Instruction – Write out all the lines again, precisely as they stand, but without the images.

Source records –
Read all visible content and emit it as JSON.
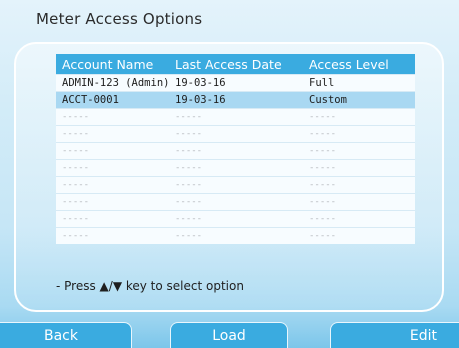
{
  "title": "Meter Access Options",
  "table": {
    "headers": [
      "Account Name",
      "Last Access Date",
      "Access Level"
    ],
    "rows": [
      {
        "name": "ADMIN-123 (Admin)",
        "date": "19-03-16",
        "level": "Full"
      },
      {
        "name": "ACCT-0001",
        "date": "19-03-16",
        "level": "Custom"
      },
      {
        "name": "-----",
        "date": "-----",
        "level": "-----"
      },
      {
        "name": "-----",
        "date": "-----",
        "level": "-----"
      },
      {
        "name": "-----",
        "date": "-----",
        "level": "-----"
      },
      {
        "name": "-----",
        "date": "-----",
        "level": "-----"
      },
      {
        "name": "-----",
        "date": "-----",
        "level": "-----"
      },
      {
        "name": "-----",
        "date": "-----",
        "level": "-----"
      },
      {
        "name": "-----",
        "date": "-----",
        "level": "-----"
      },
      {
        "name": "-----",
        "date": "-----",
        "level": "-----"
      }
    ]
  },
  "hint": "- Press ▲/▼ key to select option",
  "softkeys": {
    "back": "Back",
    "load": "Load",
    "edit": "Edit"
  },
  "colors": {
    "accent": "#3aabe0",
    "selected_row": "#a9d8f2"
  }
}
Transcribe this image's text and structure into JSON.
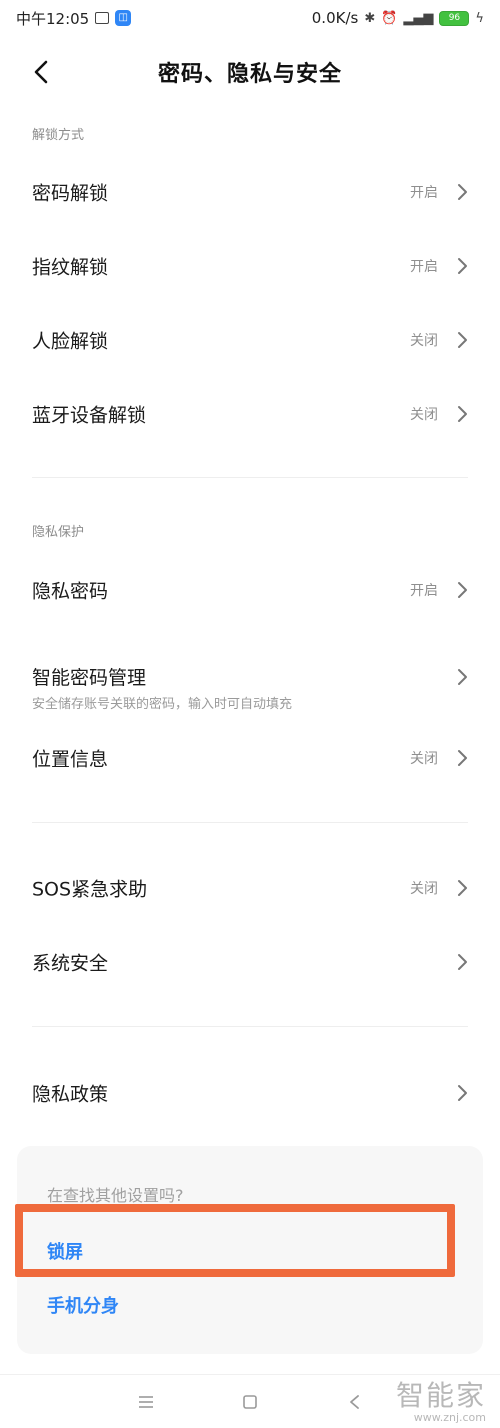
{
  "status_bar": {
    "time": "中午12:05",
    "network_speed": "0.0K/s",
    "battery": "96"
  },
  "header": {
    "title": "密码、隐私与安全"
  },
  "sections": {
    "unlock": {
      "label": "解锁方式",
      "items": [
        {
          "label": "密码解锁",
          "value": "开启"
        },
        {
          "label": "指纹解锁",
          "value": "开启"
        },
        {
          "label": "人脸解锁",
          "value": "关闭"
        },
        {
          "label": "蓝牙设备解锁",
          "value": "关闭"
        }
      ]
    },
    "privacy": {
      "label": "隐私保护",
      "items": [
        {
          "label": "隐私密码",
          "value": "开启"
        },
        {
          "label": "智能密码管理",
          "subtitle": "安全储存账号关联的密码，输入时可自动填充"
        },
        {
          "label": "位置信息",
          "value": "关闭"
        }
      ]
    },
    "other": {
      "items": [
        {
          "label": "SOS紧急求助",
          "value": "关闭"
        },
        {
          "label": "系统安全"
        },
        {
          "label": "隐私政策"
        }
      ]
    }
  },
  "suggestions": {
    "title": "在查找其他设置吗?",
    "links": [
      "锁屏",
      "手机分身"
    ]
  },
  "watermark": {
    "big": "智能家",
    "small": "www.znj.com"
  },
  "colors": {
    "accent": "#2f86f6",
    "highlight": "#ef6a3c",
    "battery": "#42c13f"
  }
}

Answer to the exercise –
Read all visible content and emit it as JSON.
{
  "title": "Meter Access Options",
  "table": {
    "headers": [
      "Account Name",
      "Last Access Date",
      "Access Level"
    ],
    "rows": [
      {
        "name": "ADMIN-123 (Admin)",
        "date": "19-03-16",
        "level": "Full"
      },
      {
        "name": "ACCT-0001",
        "date": "19-03-16",
        "level": "Custom"
      },
      {
        "name": "-----",
        "date": "-----",
        "level": "-----"
      },
      {
        "name": "-----",
        "date": "-----",
        "level": "-----"
      },
      {
        "name": "-----",
        "date": "-----",
        "level": "-----"
      },
      {
        "name": "-----",
        "date": "-----",
        "level": "-----"
      },
      {
        "name": "-----",
        "date": "-----",
        "level": "-----"
      },
      {
        "name": "-----",
        "date": "-----",
        "level": "-----"
      },
      {
        "name": "-----",
        "date": "-----",
        "level": "-----"
      },
      {
        "name": "-----",
        "date": "-----",
        "level": "-----"
      }
    ]
  },
  "hint": "- Press ▲/▼ key to select option",
  "softkeys": {
    "back": "Back",
    "load": "Load",
    "edit": "Edit"
  },
  "colors": {
    "accent": "#3aabe0",
    "selected_row": "#a9d8f2"
  }
}
Transcribe this image's text and structure into JSON.
{
  "status_bar": {
    "time": "中午12:05",
    "network_speed": "0.0K/s",
    "battery": "96"
  },
  "header": {
    "title": "密码、隐私与安全"
  },
  "sections": {
    "unlock": {
      "label": "解锁方式",
      "items": [
        {
          "label": "密码解锁",
          "value": "开启"
        },
        {
          "label": "指纹解锁",
          "value": "开启"
        },
        {
          "label": "人脸解锁",
          "value": "关闭"
        },
        {
          "label": "蓝牙设备解锁",
          "value": "关闭"
        }
      ]
    },
    "privacy": {
      "label": "隐私保护",
      "items": [
        {
          "label": "隐私密码",
          "value": "开启"
        },
        {
          "label": "智能密码管理",
          "subtitle": "安全储存账号关联的密码，输入时可自动填充"
        },
        {
          "label": "位置信息",
          "value": "关闭"
        }
      ]
    },
    "other": {
      "items": [
        {
          "label": "SOS紧急求助",
          "value": "关闭"
        },
        {
          "label": "系统安全"
        },
        {
          "label": "隐私政策"
        }
      ]
    }
  },
  "suggestions": {
    "title": "在查找其他设置吗?",
    "links": [
      "锁屏",
      "手机分身"
    ]
  },
  "watermark": {
    "big": "智能家",
    "small": "www.znj.com"
  },
  "colors": {
    "accent": "#2f86f6",
    "highlight": "#ef6a3c",
    "battery": "#42c13f"
  }
}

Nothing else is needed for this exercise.